* START *

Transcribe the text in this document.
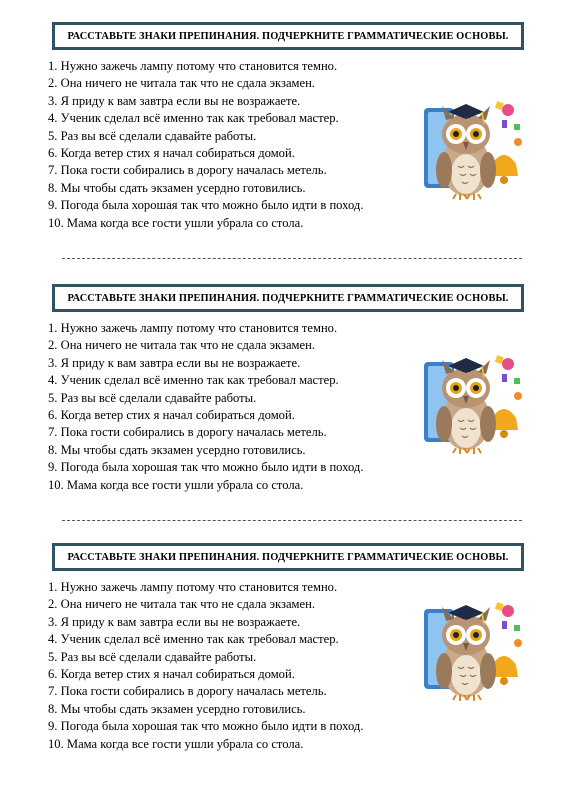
РАССТАВЬТЕ ЗНАКИ ПРЕПИНАНИЯ. ПОДЧЕРКНИТЕ ГРАММАТИЧЕСКИЕ ОСНОВЫ.
1. Нужно зажечь лампу потому что становится темно.
2. Она ничего не читала так что не сдала экзамен.
3. Я приду к вам завтра если вы не возражаете.
4. Ученик сделал всё именно так как требовал мастер.
5. Раз вы всё сделали сдавайте работы.
6. Когда ветер стих я начал собираться домой.
7. Пока гости собирались в дорогу началась метель.
8. Мы чтобы сдать экзамен усердно готовились.
9. Погода была хорошая так что можно было идти в поход.
10. Мама когда все гости ушли убрала со стола.
РАССТАВЬТЕ ЗНАКИ ПРЕПИНАНИЯ. ПОДЧЕРКНИТЕ ГРАММАТИЧЕСКИЕ ОСНОВЫ.
1. Нужно зажечь лампу потому что становится темно.
2. Она ничего не читала так что не сдала экзамен.
3. Я приду к вам завтра если вы не возражаете.
4. Ученик сделал всё именно так как требовал мастер.
5. Раз вы всё сделали сдавайте работы.
6. Когда ветер стих я начал собираться домой.
7. Пока гости собирались в дорогу началась метель.
8. Мы чтобы сдать экзамен усердно готовились.
9. Погода была хорошая так что можно было идти в поход.
10. Мама когда все гости ушли убрала со стола.
РАССТАВЬТЕ ЗНАКИ ПРЕПИНАНИЯ. ПОДЧЕРКНИТЕ ГРАММАТИЧЕСКИЕ ОСНОВЫ.
1. Нужно зажечь лампу потому что становится темно.
2. Она ничего не читала так что не сдала экзамен.
3. Я приду к вам завтра если вы не возражаете.
4. Ученик сделал всё именно так как требовал мастер.
5. Раз вы всё сделали сдавайте работы.
6. Когда ветер стих я начал собираться домой.
7. Пока гости собирались в дорогу началась метель.
8. Мы чтобы сдать экзамен усердно готовились.
9. Погода была хорошая так что можно было идти в поход.
10. Мама когда все гости ушли убрала со стола.
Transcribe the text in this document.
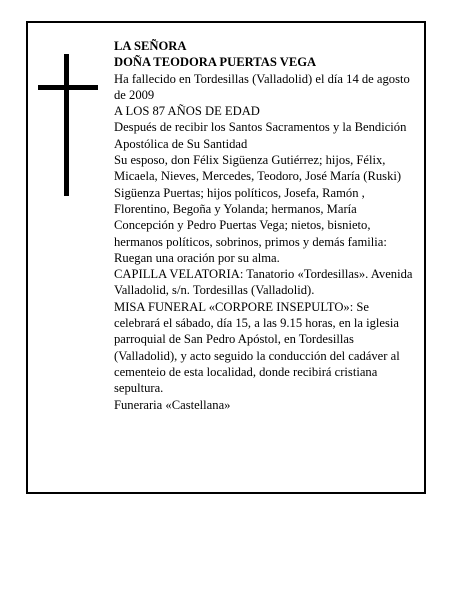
LA SEÑORA

DOÑA TEODORA PUERTAS VEGA

Ha fallecido en Tordesillas (Valladolid) el día 14 de agosto de 2009

A LOS 87 AÑOS DE EDAD

Después de recibir los Santos Sacramentos y la Bendición Apostólica de Su Santidad

Su esposo, don Félix Sigüenza Gutiérrez; hijos, Félix, Micaela, Nieves, Mercedes, Teodoro, José María (Ruski) Sigüenza Puertas; hijos políticos, Josefa, Ramón , Florentino, Begoña y Yolanda; hermanos, María Concepción y Pedro Puertas Vega; nietos, bisnieto, hermanos políticos, sobrinos, primos y demás familia:

Ruegan una oración por su alma.

CAPILLA VELATORIA: Tanatorio «Tordesillas». Avenida Valladolid, s/n. Tordesillas (Valladolid).

MISA FUNERAL «CORPORE INSEPULTO»: Se celebrará el sábado, día 15, a las 9.15 horas, en la iglesia parroquial de San Pedro Apóstol, en Tordesillas (Valladolid), y acto seguido la conducción del cadáver al cementeio de esta localidad, donde recibirá cristiana sepultura.

Funeraria «Castellana»
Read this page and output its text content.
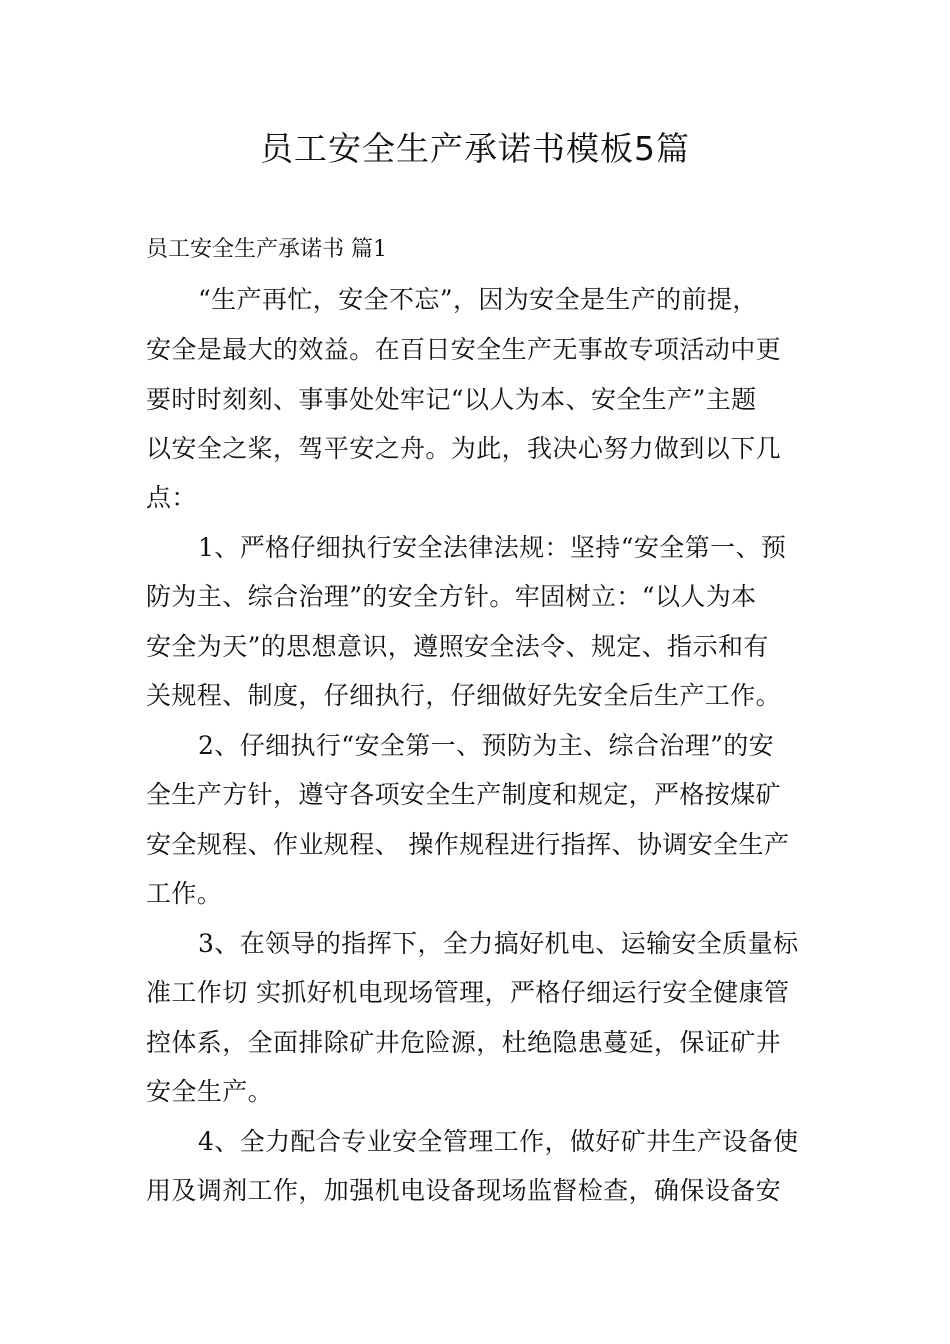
员工安全生产承诺书模板5篇
员工安全生产承诺书 篇1
“生产再忙，安全不忘”，因为安全是生产的前提，
安全是最大的效益。在百日安全生产无事故专项活动中更
要时时刻刻、事事处处牢记“以人为本、安全生产”主题
以安全之桨，驾平安之舟。为此，我决心努力做到以下几
点：
1、严格仔细执行安全法律法规：坚持“安全第一、预
防为主、综合治理”的安全方针。牢固树立：“以人为本
安全为天”的思想意识，遵照安全法令、规定、指示和有
关规程、制度，仔细执行，仔细做好先安全后生产工作。
2、仔细执行“安全第一、预防为主、综合治理”的安
全生产方针，遵守各项安全生产制度和规定，严格按煤矿
安全规程、作业规程、 操作规程进行指挥、协调安全生产
工作。
3、在领导的指挥下，全力搞好机电、运输安全质量标
准工作切 实抓好机电现场管理，严格仔细运行安全健康管
控体系，全面排除矿井危险源，杜绝隐患蔓延，保证矿井
安全生产。
4、全力配合专业安全管理工作，做好矿井生产设备使
用及调剂工作，加强机电设备现场监督检查，确保设备安
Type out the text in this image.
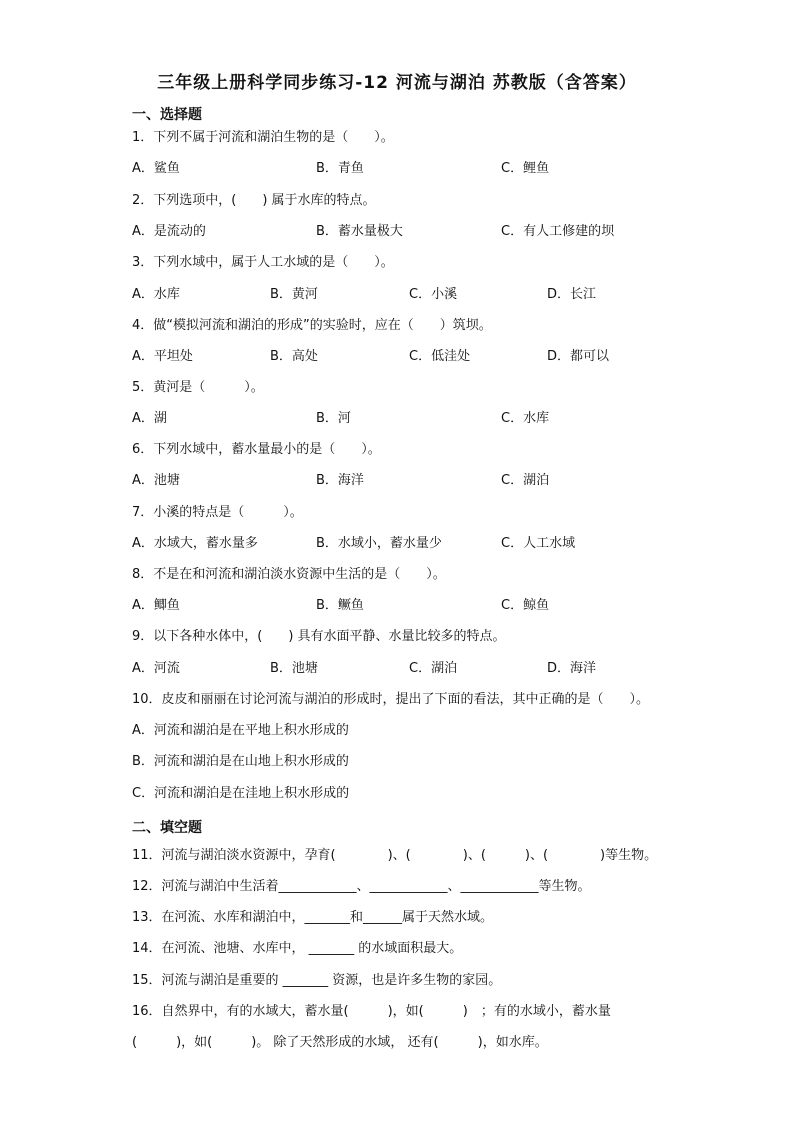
三年级上册科学同步练习-12 河流与湖泊 苏教版（含答案）
一、选择题
1．下列不属于河流和湖泊生物的是（　　）。
A．鲨鱼	B．青鱼	C．鲤鱼
2．下列选项中，(　　) 属于水库的特点。
A．是流动的	B．蓄水量极大	C．有人工修建的坝
3．下列水域中，属于人工水域的是（　　）。
A．水库	B．黄河	C．小溪	D．长江
4．做“模拟河流和湖泊的形成”的实验时，应在（　　）筑坝。
A．平坦处	B．高处	C．低洼处	D．都可以
5．黄河是（　　　）。
A．湖	B．河	C．水库
6．下列水域中，蓄水量最小的是（　　）。
A．池塘	B．海洋	C．湖泊
7．小溪的特点是（　　　）。
A．水域大，蓄水量多	B．水域小，蓄水量少	C．人工水域
8．不是在和河流和湖泊淡水资源中生活的是（　　）。
A．鲫鱼	B．鳜鱼	C．鲸鱼
9．以下各种水体中，(　　) 具有水面平静、水量比较多的特点。
A．河流	B．池塘	C．湖泊	D．海洋
10．皮皮和丽丽在讨论河流与湖泊的形成时，提出了下面的看法，其中正确的是（　　）。
A．河流和湖泊是在平地上积水形成的
B．河流和湖泊是在山地上积水形成的
C．河流和湖泊是在洼地上积水形成的
二、填空题
11．河流与湖泊淡水资源中，孕育(　　　　)、(　　　　)、(　　　)、(　　　　)等生物。
12．河流与湖泊中生活着____________、____________、____________等生物。
13．在河流、水库和湖泊中，_______和______属于天然水域。
14．在河流、池塘、水库中， _______ 的水域面积最大。
15．河流与湖泊是重要的 _______ 资源，也是许多生物的家园。
16．自然界中，有的水域大，蓄水量(　　　)，如(　　　)　；有的水域小，蓄水量
(　　　)，如(　　　)。 除了天然形成的水域， 还有(　　　)，如水库。
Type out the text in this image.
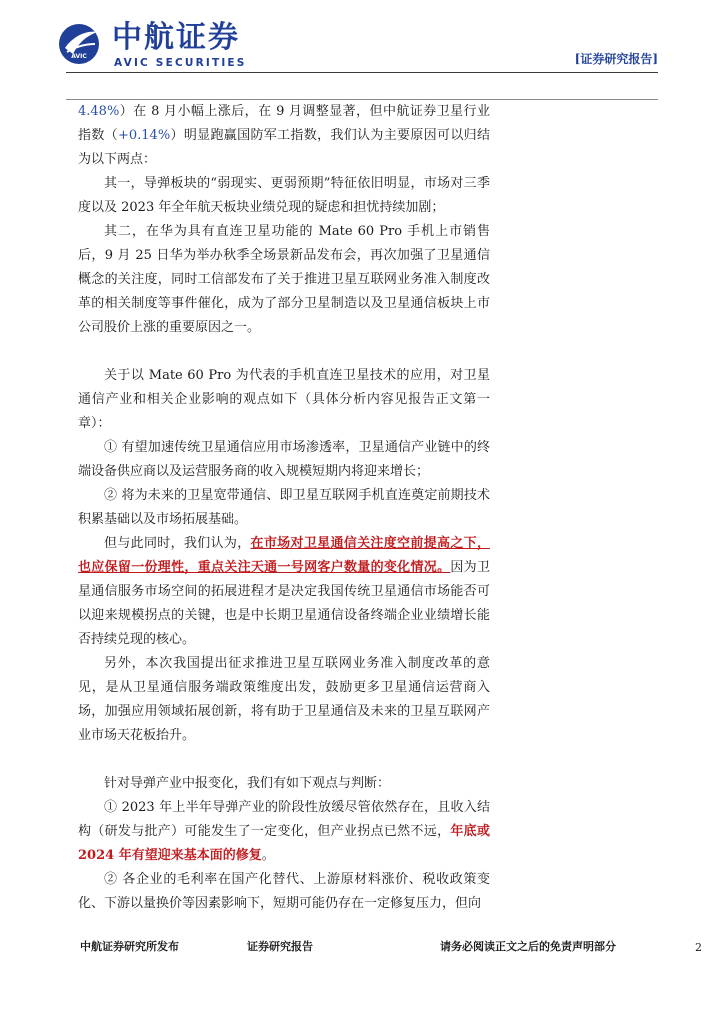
AVIC
中航证券
AVIC SECURITIES	[证券研究报告]

4.48%）在 8 月小幅上涨后，在 9 月调整显著，但中航证券卫星行业指数（+0.14%）明显跑赢国防军工指数，我们认为主要原因可以归结为以下两点：

其一，导弹板块的“弱现实、更弱预期”特征依旧明显，市场对三季度以及 2023 年全年航天板块业绩兑现的疑虑和担忧持续加剧；

其二，在华为具有直连卫星功能的 Mate 60 Pro 手机上市销售后，9 月 25 日华为举办秋季全场景新品发布会，再次加强了卫星通信概念的关注度，同时工信部发布了关于推进卫星互联网业务准入制度改革的相关制度等事件催化，成为了部分卫星制造以及卫星通信板块上市公司股价上涨的重要原因之一。

关于以 Mate 60 Pro 为代表的手机直连卫星技术的应用，对卫星通信产业和相关企业影响的观点如下（具体分析内容见报告正文第一章）：

① 有望加速传统卫星通信应用市场渗透率，卫星通信产业链中的终端设备供应商以及运营服务商的收入规模短期内将迎来增长；

② 将为未来的卫星宽带通信、即卫星互联网手机直连奠定前期技术积累基础以及市场拓展基础。

但与此同时，我们认为，在市场对卫星通信关注度空前提高之下，也应保留一份理性，重点关注天通一号网客户数量的变化情况。因为卫星通信服务市场空间的拓展进程才是决定我国传统卫星通信市场能否可以迎来规模拐点的关键，也是中长期卫星通信设备终端企业业绩增长能否持续兑现的核心。

另外，本次我国提出征求推进卫星互联网业务准入制度改革的意见，是从卫星通信服务端政策维度出发，鼓励更多卫星通信运营商入场，加强应用领域拓展创新，将有助于卫星通信及未来的卫星互联网产业市场天花板抬升。

针对导弹产业中报变化，我们有如下观点与判断：

① 2023 年上半年导弹产业的阶段性放缓尽管依然存在，且收入结构（研发与批产）可能发生了一定变化，但产业拐点已然不远，年底或 2024 年有望迎来基本面的修复。

② 各企业的毛利率在国产化替代、上游原材料涨价、税收政策变化、下游以量换价等因素影响下，短期可能仍存在一定修复压力，但向

中航证券研究所发布	证券研究报告	请务必阅读正文之后的免责声明部分	2
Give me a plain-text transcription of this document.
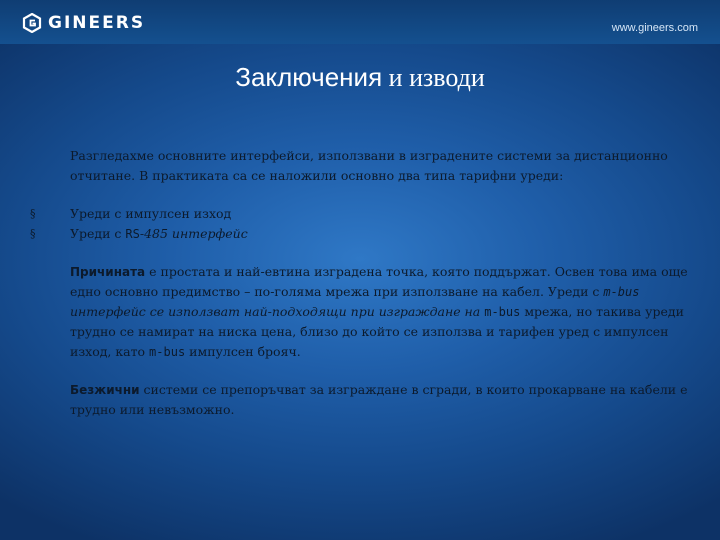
GINEERS	www.gineers.com
Заключения и изводи

Разгледахме основните интерфейси, използвани в изградените системи за дистанционно отчитане. В практиката са се наложили основно два типа тарифни уреди:

§	Уреди с импулсен изход
§	Уреди с RS-485 интерфейс

Причината е простата и най-евтина изградена точка, която поддържат. Освен това има още едно основно предимство – по-голяма мрежа при използване на кабел. Уреди с m-bus интерфейс се използват най-подходящи при изграждане на m-bus мрежа, но такива уреди трудно се намират на ниска цена, близо до който се използва и тарифен уред с импулсен изход, като m-bus импулсен брояч.

Безжични системи се препоръчват за изграждане в сгради, в които прокарване на кабели е трудно или невъзможно.
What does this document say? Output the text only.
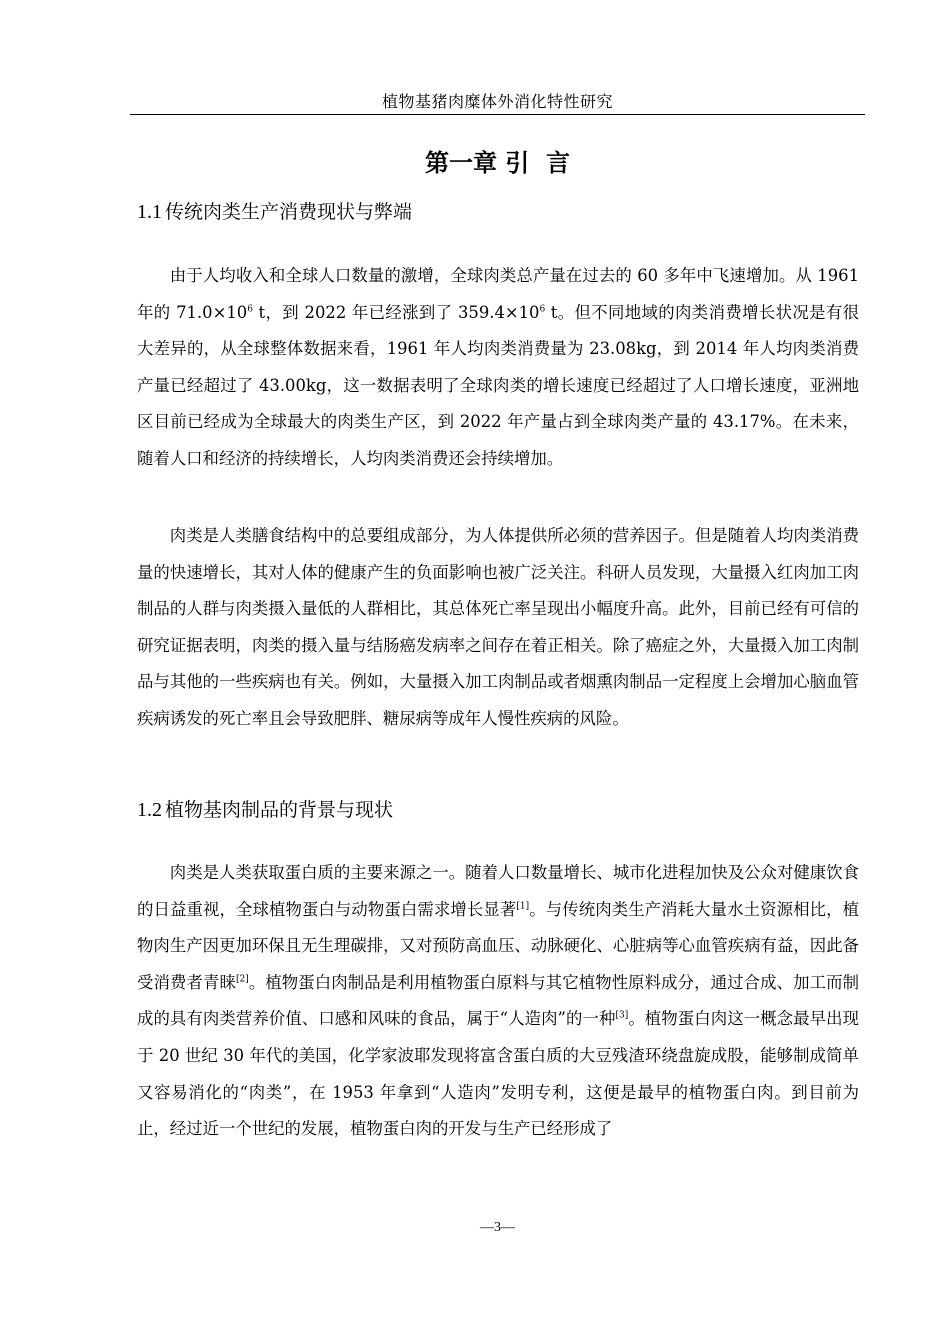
植物基猪肉糜体外消化特性研究
第一章 引  言
1.1 传统肉类生产消费现状与弊端

由于人均收入和全球人口数量的激增，全球肉类总产量在过去的 60 多年中飞速增加。从 1961 年的 $71.0\times 10^6$ t，到 2022 年已经涨到了 $359.4\times 10^6$ t。但不同地域的肉类消费增长状况是有很大差异的，从全球整体数据来看，1961 年人均肉类消费量为 23.08kg，到 2014 年人均肉类消费产量已经超过了 43.00kg，这一数据表明了全球肉类的增长速度已经超过了人口增长速度，亚洲地区目前已经成为全球最大的肉类生产区，到 2022 年产量占到全球肉类产量的 43.17%。在未来，随着人口和经济的持续增长，人均肉类消费还会持续增加。

肉类是人类膳食结构中的总要组成部分，为人体提供所必须的营养因子。但是随着人均肉类消费量的快速增长，其对人体的健康产生的负面影响也被广泛关注。科研人员发现，大量摄入红肉加工肉制品的人群与肉类摄入量低的人群相比，其总体死亡率呈现出小幅度升高。此外，目前已经有可信的研究证据表明，肉类的摄入量与结肠癌发病率之间存在着正相关。除了癌症之外，大量摄入加工肉制品与其他的一些疾病也有关。例如，大量摄入加工肉制品或者烟熏肉制品一定程度上会增加心脑血管疾病诱发的死亡率且会导致肥胖、糖尿病等成年人慢性疾病的风险。

1.2 植物基肉制品的背景与现状

肉类是人类获取蛋白质的主要来源之一。随着人口数量增长、城市化进程加快及公众对健康饮食的日益重视，全球植物蛋白与动物蛋白需求增长显著[1]。与传统肉类生产消耗大量水土资源相比，植物肉生产因更加环保且无生理碳排，又对预防高血压、动脉硬化、心脏病等心血管疾病有益，因此备受消费者青睐[2]。植物蛋白肉制品是利用植物蛋白原料与其它植物性原料成分，通过合成、加工而制成的具有肉类营养价值、口感和风味的食品，属于“人造肉”的一种[3]。植物蛋白肉这一概念最早出现于 20 世纪 30 年代的美国，化学家波耶发现将富含蛋白质的大豆残渣环绕盘旋成股，能够制成简单又容易消化的“肉类”，在 1953 年拿到“人造肉”发明专利，这便是最早的植物蛋白肉。到目前为止，经过近一个世纪的发展，植物蛋白肉的开发与生产已经形成了

—3—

* END *

§ Exercise requirements
Exactly as written, give again every line from the one containing "What does this" through the last line of the material, both included, with the pictures left out.

§ Solved problem
What does this document say? Output the text only.
植物基猪肉糜体外消化特性研究
第一章 引  言
1.1 传统肉类生产消费现状与弊端

由于人均收入和全球人口数量的激增，全球肉类总产量在过去的 60 多年中飞速增加。从 1961 年的 $71.0\times 10^6$ t，到 2022 年已经涨到了 $359.4\times 10^6$ t。但不同地域的肉类消费增长状况是有很大差异的，从全球整体数据来看，1961 年人均肉类消费量为 23.08kg，到 2014 年人均肉类消费产量已经超过了 43.00kg，这一数据表明了全球肉类的增长速度已经超过了人口增长速度，亚洲地区目前已经成为全球最大的肉类生产区，到 2022 年产量占到全球肉类产量的 43.17%。在未来，随着人口和经济的持续增长，人均肉类消费还会持续增加。

肉类是人类膳食结构中的总要组成部分，为人体提供所必须的营养因子。但是随着人均肉类消费量的快速增长，其对人体的健康产生的负面影响也被广泛关注。科研人员发现，大量摄入红肉加工肉制品的人群与肉类摄入量低的人群相比，其总体死亡率呈现出小幅度升高。此外，目前已经有可信的研究证据表明，肉类的摄入量与结肠癌发病率之间存在着正相关。除了癌症之外，大量摄入加工肉制品与其他的一些疾病也有关。例如，大量摄入加工肉制品或者烟熏肉制品一定程度上会增加心脑血管疾病诱发的死亡率且会导致肥胖、糖尿病等成年人慢性疾病的风险。

1.2 植物基肉制品的背景与现状

肉类是人类获取蛋白质的主要来源之一。随着人口数量增长、城市化进程加快及公众对健康饮食的日益重视，全球植物蛋白与动物蛋白需求增长显著[1]。与传统肉类生产消耗大量水土资源相比，植物肉生产因更加环保且无生理碳排，又对预防高血压、动脉硬化、心脏病等心血管疾病有益，因此备受消费者青睐[2]。植物蛋白肉制品是利用植物蛋白原料与其它植物性原料成分，通过合成、加工而制成的具有肉类营养价值、口感和风味的食品，属于“人造肉”的一种[3]。植物蛋白肉这一概念最早出现于 20 世纪 30 年代的美国，化学家波耶发现将富含蛋白质的大豆残渣环绕盘旋成股，能够制成简单又容易消化的“肉类”，在 1953 年拿到“人造肉”发明专利，这便是最早的植物蛋白肉。到目前为止，经过近一个世纪的发展，植物蛋白肉的开发与生产已经形成了

—3—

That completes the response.